--- Start Material for this exercise ---
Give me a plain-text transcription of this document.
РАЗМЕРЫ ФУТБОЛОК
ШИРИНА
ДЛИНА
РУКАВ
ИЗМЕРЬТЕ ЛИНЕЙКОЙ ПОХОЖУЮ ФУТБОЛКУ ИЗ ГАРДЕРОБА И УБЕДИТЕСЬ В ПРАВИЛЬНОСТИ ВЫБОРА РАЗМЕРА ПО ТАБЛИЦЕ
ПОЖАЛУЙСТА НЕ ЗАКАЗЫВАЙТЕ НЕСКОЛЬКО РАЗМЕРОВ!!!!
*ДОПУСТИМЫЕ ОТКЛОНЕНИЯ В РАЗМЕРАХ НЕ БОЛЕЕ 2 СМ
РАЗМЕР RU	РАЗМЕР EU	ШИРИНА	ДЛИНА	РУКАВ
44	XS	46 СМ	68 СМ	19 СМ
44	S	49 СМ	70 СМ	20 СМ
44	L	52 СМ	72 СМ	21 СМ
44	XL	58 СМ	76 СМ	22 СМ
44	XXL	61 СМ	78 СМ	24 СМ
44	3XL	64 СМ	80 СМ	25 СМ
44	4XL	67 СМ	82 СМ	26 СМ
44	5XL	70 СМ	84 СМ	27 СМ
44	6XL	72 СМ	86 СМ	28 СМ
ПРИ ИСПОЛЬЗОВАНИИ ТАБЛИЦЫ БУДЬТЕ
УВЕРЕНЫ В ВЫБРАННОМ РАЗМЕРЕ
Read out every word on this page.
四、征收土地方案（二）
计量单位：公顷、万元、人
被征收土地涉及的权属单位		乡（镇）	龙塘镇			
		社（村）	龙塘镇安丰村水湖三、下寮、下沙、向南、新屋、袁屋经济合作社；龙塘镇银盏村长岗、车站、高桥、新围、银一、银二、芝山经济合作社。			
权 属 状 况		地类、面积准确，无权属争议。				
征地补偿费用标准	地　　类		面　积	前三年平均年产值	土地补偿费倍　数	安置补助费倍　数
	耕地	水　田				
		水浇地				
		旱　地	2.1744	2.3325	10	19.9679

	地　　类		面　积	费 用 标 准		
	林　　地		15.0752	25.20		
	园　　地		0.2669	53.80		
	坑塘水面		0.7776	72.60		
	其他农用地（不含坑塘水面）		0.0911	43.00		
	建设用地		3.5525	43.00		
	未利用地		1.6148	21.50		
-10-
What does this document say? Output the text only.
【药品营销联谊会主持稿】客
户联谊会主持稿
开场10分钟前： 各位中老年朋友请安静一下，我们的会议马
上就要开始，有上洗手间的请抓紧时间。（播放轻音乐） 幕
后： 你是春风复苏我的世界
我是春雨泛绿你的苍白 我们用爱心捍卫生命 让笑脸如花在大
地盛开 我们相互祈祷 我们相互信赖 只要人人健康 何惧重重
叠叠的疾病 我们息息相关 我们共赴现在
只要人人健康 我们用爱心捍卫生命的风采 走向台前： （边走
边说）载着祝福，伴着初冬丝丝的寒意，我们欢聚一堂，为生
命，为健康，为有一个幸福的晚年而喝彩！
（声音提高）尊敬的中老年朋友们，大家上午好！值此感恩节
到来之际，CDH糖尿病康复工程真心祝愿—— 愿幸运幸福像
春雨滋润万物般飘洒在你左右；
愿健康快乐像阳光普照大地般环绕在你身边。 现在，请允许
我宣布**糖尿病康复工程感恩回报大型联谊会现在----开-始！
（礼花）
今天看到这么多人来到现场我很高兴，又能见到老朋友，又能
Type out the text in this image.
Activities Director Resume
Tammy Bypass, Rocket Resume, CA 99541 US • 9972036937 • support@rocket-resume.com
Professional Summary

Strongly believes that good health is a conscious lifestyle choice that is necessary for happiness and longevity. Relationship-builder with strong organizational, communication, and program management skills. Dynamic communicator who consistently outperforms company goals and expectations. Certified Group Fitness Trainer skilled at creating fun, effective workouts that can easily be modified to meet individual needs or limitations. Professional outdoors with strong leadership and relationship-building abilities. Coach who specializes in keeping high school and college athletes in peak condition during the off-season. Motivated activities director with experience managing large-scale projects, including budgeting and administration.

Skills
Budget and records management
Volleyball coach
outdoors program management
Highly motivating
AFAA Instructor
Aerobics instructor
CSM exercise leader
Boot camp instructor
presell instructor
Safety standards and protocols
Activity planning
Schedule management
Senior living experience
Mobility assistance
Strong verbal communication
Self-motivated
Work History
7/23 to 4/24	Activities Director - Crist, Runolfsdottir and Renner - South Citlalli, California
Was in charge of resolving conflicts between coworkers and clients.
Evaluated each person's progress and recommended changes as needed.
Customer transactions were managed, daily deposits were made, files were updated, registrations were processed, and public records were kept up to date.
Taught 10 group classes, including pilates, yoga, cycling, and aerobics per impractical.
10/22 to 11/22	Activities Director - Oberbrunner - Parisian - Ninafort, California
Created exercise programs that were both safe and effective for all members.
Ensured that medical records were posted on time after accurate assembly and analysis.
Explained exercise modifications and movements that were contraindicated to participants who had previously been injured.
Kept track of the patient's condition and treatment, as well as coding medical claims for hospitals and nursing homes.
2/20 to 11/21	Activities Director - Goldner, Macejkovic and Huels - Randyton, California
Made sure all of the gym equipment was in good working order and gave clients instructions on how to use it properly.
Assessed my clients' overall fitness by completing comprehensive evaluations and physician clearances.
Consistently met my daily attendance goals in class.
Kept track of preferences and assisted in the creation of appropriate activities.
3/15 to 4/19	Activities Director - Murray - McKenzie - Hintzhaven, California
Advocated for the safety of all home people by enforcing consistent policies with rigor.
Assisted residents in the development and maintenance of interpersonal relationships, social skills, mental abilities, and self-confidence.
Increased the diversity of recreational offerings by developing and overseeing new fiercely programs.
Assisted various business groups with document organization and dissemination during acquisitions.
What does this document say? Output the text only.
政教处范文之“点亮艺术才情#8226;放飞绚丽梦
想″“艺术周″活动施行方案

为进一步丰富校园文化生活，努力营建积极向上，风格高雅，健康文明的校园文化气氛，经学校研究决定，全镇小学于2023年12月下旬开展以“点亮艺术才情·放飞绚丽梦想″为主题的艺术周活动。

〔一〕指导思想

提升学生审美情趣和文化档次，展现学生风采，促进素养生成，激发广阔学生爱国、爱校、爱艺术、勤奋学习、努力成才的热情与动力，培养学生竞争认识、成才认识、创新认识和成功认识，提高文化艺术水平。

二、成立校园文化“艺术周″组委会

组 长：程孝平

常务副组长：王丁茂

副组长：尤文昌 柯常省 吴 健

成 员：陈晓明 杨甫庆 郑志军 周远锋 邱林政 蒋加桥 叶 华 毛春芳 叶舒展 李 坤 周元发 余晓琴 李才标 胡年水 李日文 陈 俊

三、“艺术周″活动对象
--- End Material for this exercise ---
§ **Do this**: Collect the lines of the records that include the string "Professional".

§ **Output**:
Professional Summary
Strongly believes that good health is a conscious lifestyle choice that is necessary for happiness and longevity. Relationship-builder with strong organizational, communication, and program management skills. Dynamic communicator who consistently outperforms company goals and expectations. Certified Group Fitness Trainer skilled at creating fun, effective workouts that can easily be modified to meet individual needs or limitations. Professional outdoors with strong leadership and relationship-building abilities. Coach who specializes in keeping high school and college athletes in peak condition during the off-season. Motivated activities director with experience managing large-scale projects, including budgeting and administration.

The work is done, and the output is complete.